__Article__.

────────────────────

AMATEUR HOUR IN WET MANURE

APRIL 19, 2026 – If ever there were a case for the superiority of experts over amateurs, we’re seeing it play out in the current fiasco over Iran. According to the latest reporting, the sometime Appalachian memoirist JD Vance,[1] along with the stereotypical New York real estate developer Steven Witkoff and Jared Kushner, all-around grifter and son-in-law of the Greatest Grifter in the History of Hyperbole, are flying off to Pakistan again to “negotiate” a resolution to one of the Biggest Stomps into Wet Manure in the History of . . . Wet Manure. The whole mess reminds me of the 12-year-old kid who on a lark, got behind the wheel of a parked school bus—engine running—and drove onto the Interstate for a mile or two before crashing into a ditch. The thing of it was, however, the first responders were adults with appropriate training, and the kid—whose prior record was longer than the bus—was ultimately sent to reform school.

But here we are, the most powerful nation of all time, run by a clown relying on . . . amateurs . . . to pull him—and the rest of the world—out of the wet manure. What will it take for American voters to acquire just a teeny-tiny bit of fact-based information, apply some basic judgment to it, and see the connection between “amateur” and “wet manure,” so that assuming the country survives the mid-term elections, we never ever again wind up with such a clown show in Washington?

As I see it, the wet manure is not something that can be easily hosed and scrubbed from the national shoe. If the central rationale for the attack on Iran was (or became?) “never to allow Iran to have nuclear weapons,” we pretty much guaranteed the opposite outcome—and not only in the case of Iran.

If for kicks we crawl inside the turbaned heads of our adversaries, in the cool light of day we’d find that those folks are laser focused on three realities:

  1. America has awesome conventional and nuclear military power.
  2. America elected—then re-elected—someone crazier than anyone in Iran, who (a) unilaterally ripped up an agreement reached under his predecessor, (b) picked a big fight despite having campaigned on a promise he wouldn’t, and (c) threatened to blast a whole 2,576-year-old civilization back to the Stone Age—i.e. commit wholesale genocide in contravention of international law, which his own country had worked so hard to get the world to adopt.
  3. However much—before all this—Iran’s leaders had been deep down in their bunker rubbing their hands together, plotting ever so deviously to destroy the country of Israel in a phantasmagorical Blitzkrieg, in light of #s 1 and 2 above, development of a robust nuclear arsenal is now essential to Iran’s very survival. Forget Mephistopheles; Iran needs Jesus—in the form of NUCLEAR DEFENSE.

In light of this little venture inside the thinking of the “bad guys,” what can we expect our amateurs to extract from talks in Pakistan—or anywhere else? What rational person, no matter how good or evil, would trust the likes of Vance—who’d once trashed Trump categorically—and Witkoff and Kushner, rank amateurs at best, and lying SOBs at worst, not to mention the Commander of Mixed Messaging, as in, “Today it’s peace, tomorrow it’s war, or did I get that backwards? – I don’t know; I guess we’ll find out.”

────────────────────

__Excerpted records__.

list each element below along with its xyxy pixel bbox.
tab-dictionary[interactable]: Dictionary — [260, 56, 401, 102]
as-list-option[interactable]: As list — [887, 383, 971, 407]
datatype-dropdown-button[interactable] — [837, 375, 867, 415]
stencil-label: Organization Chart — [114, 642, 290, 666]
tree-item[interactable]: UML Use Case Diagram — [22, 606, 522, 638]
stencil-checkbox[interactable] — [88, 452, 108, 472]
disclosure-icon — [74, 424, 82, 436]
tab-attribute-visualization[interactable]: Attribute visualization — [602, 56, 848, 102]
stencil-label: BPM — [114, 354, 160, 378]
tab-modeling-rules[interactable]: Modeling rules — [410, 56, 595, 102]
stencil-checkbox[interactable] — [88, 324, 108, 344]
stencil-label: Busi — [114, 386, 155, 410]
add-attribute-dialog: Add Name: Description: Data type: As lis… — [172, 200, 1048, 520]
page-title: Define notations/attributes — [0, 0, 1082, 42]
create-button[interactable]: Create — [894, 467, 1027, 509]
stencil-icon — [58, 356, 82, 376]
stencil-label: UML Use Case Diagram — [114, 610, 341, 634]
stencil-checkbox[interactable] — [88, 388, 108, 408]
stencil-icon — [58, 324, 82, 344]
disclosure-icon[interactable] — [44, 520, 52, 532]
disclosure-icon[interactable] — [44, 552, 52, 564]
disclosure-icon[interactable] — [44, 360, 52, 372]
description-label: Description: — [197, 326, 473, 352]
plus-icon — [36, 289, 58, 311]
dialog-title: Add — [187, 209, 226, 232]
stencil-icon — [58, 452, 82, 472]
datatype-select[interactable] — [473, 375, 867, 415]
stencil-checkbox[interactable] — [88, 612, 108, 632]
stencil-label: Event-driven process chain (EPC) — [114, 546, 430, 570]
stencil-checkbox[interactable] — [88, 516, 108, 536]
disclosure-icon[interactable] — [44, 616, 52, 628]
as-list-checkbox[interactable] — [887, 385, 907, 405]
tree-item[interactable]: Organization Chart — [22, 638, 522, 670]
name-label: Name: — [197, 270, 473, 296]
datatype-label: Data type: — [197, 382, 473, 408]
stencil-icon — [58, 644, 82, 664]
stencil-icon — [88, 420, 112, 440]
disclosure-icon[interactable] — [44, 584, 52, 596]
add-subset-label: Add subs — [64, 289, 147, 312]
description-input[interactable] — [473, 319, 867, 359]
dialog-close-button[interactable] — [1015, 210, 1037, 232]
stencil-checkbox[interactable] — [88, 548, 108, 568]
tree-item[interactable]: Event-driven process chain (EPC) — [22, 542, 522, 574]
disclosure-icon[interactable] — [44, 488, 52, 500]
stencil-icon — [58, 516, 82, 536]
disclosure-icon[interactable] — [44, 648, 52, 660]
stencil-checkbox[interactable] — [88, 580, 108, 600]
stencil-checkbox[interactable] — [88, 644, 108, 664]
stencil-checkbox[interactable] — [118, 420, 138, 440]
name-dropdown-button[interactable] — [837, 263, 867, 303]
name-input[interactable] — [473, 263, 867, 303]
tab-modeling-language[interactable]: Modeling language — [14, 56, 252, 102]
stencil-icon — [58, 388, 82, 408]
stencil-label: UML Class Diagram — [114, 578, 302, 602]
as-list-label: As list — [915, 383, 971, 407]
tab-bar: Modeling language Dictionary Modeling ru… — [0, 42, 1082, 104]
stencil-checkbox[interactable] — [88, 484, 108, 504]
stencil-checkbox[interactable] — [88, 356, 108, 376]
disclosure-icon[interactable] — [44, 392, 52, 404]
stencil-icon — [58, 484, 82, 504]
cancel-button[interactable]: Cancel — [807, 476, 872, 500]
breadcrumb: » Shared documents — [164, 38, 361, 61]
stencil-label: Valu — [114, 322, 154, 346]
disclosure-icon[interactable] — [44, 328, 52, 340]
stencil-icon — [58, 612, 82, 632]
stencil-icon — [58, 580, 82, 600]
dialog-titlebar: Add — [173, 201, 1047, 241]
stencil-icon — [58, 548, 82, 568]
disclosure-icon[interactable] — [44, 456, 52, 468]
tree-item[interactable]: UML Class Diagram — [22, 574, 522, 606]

────────────────────

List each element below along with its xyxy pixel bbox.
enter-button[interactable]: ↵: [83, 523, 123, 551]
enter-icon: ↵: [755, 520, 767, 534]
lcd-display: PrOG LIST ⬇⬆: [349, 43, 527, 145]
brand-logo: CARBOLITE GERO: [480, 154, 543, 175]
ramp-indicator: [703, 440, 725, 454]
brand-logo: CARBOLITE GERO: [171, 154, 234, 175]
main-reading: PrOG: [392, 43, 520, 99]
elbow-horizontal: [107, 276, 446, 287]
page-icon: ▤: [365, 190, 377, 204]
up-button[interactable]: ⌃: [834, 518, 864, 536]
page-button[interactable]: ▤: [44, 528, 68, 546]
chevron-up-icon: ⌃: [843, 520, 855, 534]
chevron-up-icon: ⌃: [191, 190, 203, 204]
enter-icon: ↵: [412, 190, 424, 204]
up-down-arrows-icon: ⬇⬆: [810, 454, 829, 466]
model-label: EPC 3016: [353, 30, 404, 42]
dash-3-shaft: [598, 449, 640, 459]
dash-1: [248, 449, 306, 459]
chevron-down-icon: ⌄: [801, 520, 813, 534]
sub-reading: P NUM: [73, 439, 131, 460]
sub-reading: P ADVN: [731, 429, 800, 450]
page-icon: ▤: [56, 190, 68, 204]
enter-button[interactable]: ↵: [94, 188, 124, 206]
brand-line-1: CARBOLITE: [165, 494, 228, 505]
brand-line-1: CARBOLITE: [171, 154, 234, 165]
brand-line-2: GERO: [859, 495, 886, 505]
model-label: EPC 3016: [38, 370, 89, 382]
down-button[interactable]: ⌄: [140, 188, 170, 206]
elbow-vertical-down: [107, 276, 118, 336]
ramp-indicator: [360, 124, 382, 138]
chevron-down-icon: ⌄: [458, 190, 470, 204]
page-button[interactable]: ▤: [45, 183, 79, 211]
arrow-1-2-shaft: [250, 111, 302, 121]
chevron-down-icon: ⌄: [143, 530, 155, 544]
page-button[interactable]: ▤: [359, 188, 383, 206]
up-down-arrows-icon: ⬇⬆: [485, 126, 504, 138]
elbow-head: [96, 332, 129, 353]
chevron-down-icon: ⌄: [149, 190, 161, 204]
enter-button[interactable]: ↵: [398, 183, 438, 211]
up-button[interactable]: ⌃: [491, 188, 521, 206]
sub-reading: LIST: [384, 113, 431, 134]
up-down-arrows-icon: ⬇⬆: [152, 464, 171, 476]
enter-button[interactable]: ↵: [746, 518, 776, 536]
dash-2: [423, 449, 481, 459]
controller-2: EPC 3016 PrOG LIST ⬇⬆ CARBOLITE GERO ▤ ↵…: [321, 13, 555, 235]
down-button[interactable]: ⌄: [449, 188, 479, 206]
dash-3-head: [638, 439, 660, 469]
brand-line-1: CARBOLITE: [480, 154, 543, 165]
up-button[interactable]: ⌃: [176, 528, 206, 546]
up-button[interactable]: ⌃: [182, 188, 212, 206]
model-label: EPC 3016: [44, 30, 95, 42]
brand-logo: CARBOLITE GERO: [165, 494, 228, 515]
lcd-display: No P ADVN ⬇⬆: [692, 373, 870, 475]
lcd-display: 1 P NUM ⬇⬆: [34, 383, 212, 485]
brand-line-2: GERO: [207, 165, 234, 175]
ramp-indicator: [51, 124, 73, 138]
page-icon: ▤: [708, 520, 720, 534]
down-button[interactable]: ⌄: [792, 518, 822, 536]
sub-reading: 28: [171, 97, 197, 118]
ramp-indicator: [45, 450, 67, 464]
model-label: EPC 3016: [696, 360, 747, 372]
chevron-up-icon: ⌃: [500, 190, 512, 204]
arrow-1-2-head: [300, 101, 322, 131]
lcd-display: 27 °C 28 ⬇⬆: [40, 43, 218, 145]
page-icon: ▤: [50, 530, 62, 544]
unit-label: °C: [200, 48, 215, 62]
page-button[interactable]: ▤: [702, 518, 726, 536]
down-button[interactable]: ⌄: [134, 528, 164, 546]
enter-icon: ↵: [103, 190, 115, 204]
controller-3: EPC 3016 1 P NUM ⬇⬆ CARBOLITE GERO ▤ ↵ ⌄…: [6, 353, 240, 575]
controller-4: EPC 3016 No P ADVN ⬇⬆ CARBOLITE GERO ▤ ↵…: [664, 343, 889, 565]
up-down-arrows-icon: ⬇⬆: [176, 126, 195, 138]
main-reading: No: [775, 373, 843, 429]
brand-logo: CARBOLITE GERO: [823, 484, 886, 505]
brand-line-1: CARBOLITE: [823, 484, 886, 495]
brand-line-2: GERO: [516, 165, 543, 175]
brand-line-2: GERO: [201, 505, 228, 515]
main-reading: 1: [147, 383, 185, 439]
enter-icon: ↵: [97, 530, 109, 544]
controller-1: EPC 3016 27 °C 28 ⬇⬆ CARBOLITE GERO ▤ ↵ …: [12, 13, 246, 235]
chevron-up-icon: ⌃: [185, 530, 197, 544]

────────────────────

__Problems to solve__.
a: Do the following statements agree with the opinion piece on the Iran talks? For each, answer yes or no and quote the words of the piece that decide it. (i) Vance, Witkoff and Kushner are traveling to Pakistan again for negotiations. (ii) The 12-year-old who drove the school bus was sent to prison. (iii) The piece holds that the attack on Iran made it less likely that Iran will get nuclear weapons.
b: Write out the passage of the opinion piece on the Iran talks, starting at "1. America has" and ending at "world to adopt.".

__Answers in order__.
a:
(i) Yes: "are flying off to Pakistan again to “negotiate” a resolution"
(ii) No: "was ultimately sent to reform school"
(iii) No: "we pretty much guaranteed the opposite outcome"

b:
1. America has awesome conventional and nuclear military power.
  2. America elected—then re-elected—someone crazier than anyone in Iran, who (a) unilaterally ripped up an agreement reached under his predecessor, (b) picked a big fight despite having campaigned on a promise he wouldn’t, and (c) threatened to blast a whole 2,576-year-old civilization back to the Stone Age—i.e. commit wholesale genocide in contravention of international law, which his own country had worked so hard to get the world to adopt.